Each record is to be printed again precisely as it reads.

[Data entries for graphics]
*****

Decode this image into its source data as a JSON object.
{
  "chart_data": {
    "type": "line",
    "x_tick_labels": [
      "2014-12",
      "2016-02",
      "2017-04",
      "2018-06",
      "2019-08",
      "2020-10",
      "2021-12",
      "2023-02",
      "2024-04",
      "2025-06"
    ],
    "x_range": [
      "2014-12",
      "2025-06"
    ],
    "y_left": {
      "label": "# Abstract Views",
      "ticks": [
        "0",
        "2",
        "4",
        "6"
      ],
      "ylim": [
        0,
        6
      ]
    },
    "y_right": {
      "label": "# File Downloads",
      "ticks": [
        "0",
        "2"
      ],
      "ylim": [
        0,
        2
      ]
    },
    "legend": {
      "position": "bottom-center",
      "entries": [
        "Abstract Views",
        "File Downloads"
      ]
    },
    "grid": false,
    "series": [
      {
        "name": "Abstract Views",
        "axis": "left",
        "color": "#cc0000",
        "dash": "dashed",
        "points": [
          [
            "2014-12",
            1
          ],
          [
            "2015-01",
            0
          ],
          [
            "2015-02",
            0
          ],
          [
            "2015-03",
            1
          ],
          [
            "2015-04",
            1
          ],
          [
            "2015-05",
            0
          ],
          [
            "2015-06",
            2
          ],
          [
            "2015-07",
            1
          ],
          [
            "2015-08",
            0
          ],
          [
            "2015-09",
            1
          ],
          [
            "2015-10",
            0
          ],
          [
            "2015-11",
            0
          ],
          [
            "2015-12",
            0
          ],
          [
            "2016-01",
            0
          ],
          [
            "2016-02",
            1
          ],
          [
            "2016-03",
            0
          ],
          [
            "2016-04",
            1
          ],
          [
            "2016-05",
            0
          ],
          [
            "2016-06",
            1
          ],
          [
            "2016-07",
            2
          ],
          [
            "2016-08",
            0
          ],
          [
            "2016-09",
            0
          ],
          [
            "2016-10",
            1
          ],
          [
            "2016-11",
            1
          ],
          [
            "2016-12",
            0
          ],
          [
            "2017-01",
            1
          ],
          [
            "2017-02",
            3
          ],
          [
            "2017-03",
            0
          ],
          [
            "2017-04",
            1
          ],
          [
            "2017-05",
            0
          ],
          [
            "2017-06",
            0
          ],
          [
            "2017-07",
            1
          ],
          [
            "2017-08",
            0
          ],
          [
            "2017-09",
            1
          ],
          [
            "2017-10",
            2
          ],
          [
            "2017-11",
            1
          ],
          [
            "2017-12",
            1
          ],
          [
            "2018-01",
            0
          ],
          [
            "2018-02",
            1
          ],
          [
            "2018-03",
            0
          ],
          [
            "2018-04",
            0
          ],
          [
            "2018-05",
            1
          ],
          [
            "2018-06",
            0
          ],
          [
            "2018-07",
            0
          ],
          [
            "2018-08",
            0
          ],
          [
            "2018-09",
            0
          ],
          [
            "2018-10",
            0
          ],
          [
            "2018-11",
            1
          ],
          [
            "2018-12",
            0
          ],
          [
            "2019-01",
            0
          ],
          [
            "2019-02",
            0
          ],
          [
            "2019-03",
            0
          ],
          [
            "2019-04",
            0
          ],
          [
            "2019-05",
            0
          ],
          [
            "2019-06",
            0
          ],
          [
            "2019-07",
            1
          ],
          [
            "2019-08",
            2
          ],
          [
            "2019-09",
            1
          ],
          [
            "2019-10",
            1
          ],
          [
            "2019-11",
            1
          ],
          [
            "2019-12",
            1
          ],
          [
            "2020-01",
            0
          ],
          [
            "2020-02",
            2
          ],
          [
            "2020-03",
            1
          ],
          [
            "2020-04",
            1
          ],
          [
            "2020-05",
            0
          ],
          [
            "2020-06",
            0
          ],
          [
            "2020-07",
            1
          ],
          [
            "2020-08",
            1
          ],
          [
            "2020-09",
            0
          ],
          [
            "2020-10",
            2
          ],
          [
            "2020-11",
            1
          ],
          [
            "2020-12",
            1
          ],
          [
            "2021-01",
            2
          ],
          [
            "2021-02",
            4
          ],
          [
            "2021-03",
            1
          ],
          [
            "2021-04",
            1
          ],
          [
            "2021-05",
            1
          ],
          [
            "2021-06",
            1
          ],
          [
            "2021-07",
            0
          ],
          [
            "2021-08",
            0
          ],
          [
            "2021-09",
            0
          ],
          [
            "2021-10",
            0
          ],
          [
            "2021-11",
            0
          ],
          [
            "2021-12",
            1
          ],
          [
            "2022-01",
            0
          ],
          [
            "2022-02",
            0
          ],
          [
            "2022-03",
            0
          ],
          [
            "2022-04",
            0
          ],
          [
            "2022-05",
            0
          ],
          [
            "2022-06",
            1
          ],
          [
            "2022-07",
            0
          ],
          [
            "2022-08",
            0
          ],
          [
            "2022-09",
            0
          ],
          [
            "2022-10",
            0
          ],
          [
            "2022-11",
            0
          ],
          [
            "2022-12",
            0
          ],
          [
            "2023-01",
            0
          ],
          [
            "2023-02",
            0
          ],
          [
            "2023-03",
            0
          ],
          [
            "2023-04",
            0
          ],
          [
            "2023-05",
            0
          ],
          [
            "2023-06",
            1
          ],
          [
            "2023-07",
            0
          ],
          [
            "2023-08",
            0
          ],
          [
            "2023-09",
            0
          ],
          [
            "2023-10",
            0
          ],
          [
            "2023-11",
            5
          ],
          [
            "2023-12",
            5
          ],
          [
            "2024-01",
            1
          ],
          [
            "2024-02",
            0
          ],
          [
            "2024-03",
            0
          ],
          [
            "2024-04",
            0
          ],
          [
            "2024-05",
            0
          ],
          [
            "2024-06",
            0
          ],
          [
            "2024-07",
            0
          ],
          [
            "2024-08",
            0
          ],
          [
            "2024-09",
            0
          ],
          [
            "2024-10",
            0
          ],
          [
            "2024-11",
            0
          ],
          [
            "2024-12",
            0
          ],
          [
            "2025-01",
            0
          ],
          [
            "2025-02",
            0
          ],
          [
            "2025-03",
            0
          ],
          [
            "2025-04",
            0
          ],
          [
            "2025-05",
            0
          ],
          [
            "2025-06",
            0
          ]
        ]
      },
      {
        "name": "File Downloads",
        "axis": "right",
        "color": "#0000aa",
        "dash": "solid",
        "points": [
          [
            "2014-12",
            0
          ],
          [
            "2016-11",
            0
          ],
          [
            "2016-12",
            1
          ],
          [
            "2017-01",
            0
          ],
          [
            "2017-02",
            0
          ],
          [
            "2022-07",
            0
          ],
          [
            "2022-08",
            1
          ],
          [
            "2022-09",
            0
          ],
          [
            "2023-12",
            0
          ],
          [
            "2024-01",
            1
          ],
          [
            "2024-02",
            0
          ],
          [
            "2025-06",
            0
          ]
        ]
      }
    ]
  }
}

*****

TASK OUTPUT:
Decode this image into its source data as a JSON object.
{
  "chart_data": {
    "type": "line",
    "x_tick_labels": [
      "2014-12",
      "2016-02",
      "2017-04",
      "2018-06",
      "2019-08",
      "2020-10",
      "2021-12",
      "2023-02",
      "2024-04",
      "2025-06"
    ],
    "x_range": [
      "2014-12",
      "2025-06"
    ],
    "y_left": {
      "label": "# Abstract Views",
      "ticks": [
        "0",
        "2",
        "4",
        "6"
      ],
      "ylim": [
        0,
        6
      ]
    },
    "y_right": {
      "label": "# File Downloads",
      "ticks": [
        "0",
        "2"
      ],
      "ylim": [
        0,
        2
      ]
    },
    "legend": {
      "position": "bottom-center",
      "entries": [
        "Abstract Views",
        "File Downloads"
      ]
    },
    "grid": false,
    "series": [
      {
        "name": "Abstract Views",
        "axis": "left",
        "color": "#cc0000",
        "dash": "dashed",
        "points": [
          [
            "2014-12",
            1
          ],
          [
            "2015-01",
            0
          ],
          [
            "2015-02",
            0
          ],
          [
            "2015-03",
            1
          ],
          [
            "2015-04",
            1
          ],
          [
            "2015-05",
            0
          ],
          [
            "2015-06",
            2
          ],
          [
            "2015-07",
            1
          ],
          [
            "2015-08",
            0
          ],
          [
            "2015-09",
            1
          ],
          [
            "2015-10",
            0
          ],
          [
            "2015-11",
            0
          ],
          [
            "2015-12",
            0
          ],
          [
            "2016-01",
            0
          ],
          [
            "2016-02",
            1
          ],
          [
            "2016-03",
            0
          ],
          [
            "2016-04",
            1
          ],
          [
            "2016-05",
            0
          ],
          [
            "2016-06",
            1
          ],
          [
            "2016-07",
            2
          ],
          [
            "2016-08",
            0
          ],
          [
            "2016-09",
            0
          ],
          [
            "2016-10",
            1
          ],
          [
            "2016-11",
            1
          ],
          [
            "2016-12",
            0
          ],
          [
            "2017-01",
            1
          ],
          [
            "2017-02",
            3
          ],
          [
            "2017-03",
            0
          ],
          [
            "2017-04",
            1
          ],
          [
            "2017-05",
            0
          ],
          [
            "2017-06",
            0
          ],
          [
            "2017-07",
            1
          ],
          [
            "2017-08",
            0
          ],
          [
            "2017-09",
            1
          ],
          [
            "2017-10",
            2
          ],
          [
            "2017-11",
            1
          ],
          [
            "2017-12",
            1
          ],
          [
            "2018-01",
            0
          ],
          [
            "2018-02",
            1
          ],
          [
            "2018-03",
            0
          ],
          [
            "2018-04",
            0
          ],
          [
            "2018-05",
            1
          ],
          [
            "2018-06",
            0
          ],
          [
            "2018-07",
            0
          ],
          [
            "2018-08",
            0
          ],
          [
            "2018-09",
            0
          ],
          [
            "2018-10",
            0
          ],
          [
            "2018-11",
            1
          ],
          [
            "2018-12",
            0
          ],
          [
            "2019-01",
            0
          ],
          [
            "2019-02",
            0
          ],
          [
            "2019-03",
            0
          ],
          [
            "2019-04",
            0
          ],
          [
            "2019-05",
            0
          ],
          [
            "2019-06",
            0
          ],
          [
            "2019-07",
            1
          ],
          [
            "2019-08",
            2
          ],
          [
            "2019-09",
            1
          ],
          [
            "2019-10",
            1
          ],
          [
            "2019-11",
            1
          ],
          [
            "2019-12",
            1
          ],
          [
            "2020-01",
            0
          ],
          [
            "2020-02",
            2
          ],
          [
            "2020-03",
            1
          ],
          [
            "2020-04",
            1
          ],
          [
            "2020-05",
            0
          ],
          [
            "2020-06",
            0
          ],
          [
            "2020-07",
            1
          ],
          [
            "2020-08",
            1
          ],
          [
            "2020-09",
            0
          ],
          [
            "2020-10",
            2
          ],
          [
            "2020-11",
            1
          ],
          [
            "2020-12",
            1
          ],
          [
            "2021-01",
            2
          ],
          [
            "2021-02",
            4
          ],
          [
            "2021-03",
            1
          ],
          [
            "2021-04",
            1
          ],
          [
            "2021-05",
            1
          ],
          [
            "2021-06",
            1
          ],
          [
            "2021-07",
            0
          ],
          [
            "2021-08",
            0
          ],
          [
            "2021-09",
            0
          ],
          [
            "2021-10",
            0
          ],
          [
            "2021-11",
            0
          ],
          [
            "2021-12",
            1
          ],
          [
            "2022-01",
            0
          ],
          [
            "2022-02",
            0
          ],
          [
            "2022-03",
            0
          ],
          [
            "2022-04",
            0
          ],
          [
            "2022-05",
            0
          ],
          [
            "2022-06",
            1
          ],
          [
            "2022-07",
            0
          ],
          [
            "2022-08",
            0
          ],
          [
            "2022-09",
            0
          ],
          [
            "2022-10",
            0
          ],
          [
            "2022-11",
            0
          ],
          [
            "2022-12",
            0
          ],
          [
            "2023-01",
            0
          ],
          [
            "2023-02",
            0
          ],
          [
            "2023-03",
            0
          ],
          [
            "2023-04",
            0
          ],
          [
            "2023-05",
            0
          ],
          [
            "2023-06",
            1
          ],
          [
            "2023-07",
            0
          ],
          [
            "2023-08",
            0
          ],
          [
            "2023-09",
            0
          ],
          [
            "2023-10",
            0
          ],
          [
            "2023-11",
            5
          ],
          [
            "2023-12",
            5
          ],
          [
            "2024-01",
            1
          ],
          [
            "2024-02",
            0
          ],
          [
            "2024-03",
            0
          ],
          [
            "2024-04",
            0
          ],
          [
            "2024-05",
            0
          ],
          [
            "2024-06",
            0
          ],
          [
            "2024-07",
            0
          ],
          [
            "2024-08",
            0
          ],
          [
            "2024-09",
            0
          ],
          [
            "2024-10",
            0
          ],
          [
            "2024-11",
            0
          ],
          [
            "2024-12",
            0
          ],
          [
            "2025-01",
            0
          ],
          [
            "2025-02",
            0
          ],
          [
            "2025-03",
            0
          ],
          [
            "2025-04",
            0
          ],
          [
            "2025-05",
            0
          ],
          [
            "2025-06",
            0
          ]
        ]
      },
      {
        "name": "File Downloads",
        "axis": "right",
        "color": "#0000aa",
        "dash": "solid",
        "points": [
          [
            "2014-12",
            0
          ],
          [
            "2016-11",
            0
          ],
          [
            "2016-12",
            1
          ],
          [
            "2017-01",
            0
          ],
          [
            "2017-02",
            0
          ],
          [
            "2022-07",
            0
          ],
          [
            "2022-08",
            1
          ],
          [
            "2022-09",
            0
          ],
          [
            "2023-12",
            0
          ],
          [
            "2024-01",
            1
          ],
          [
            "2024-02",
            0
          ],
          [
            "2025-06",
            0
          ]
        ]
      }
    ]
  }
}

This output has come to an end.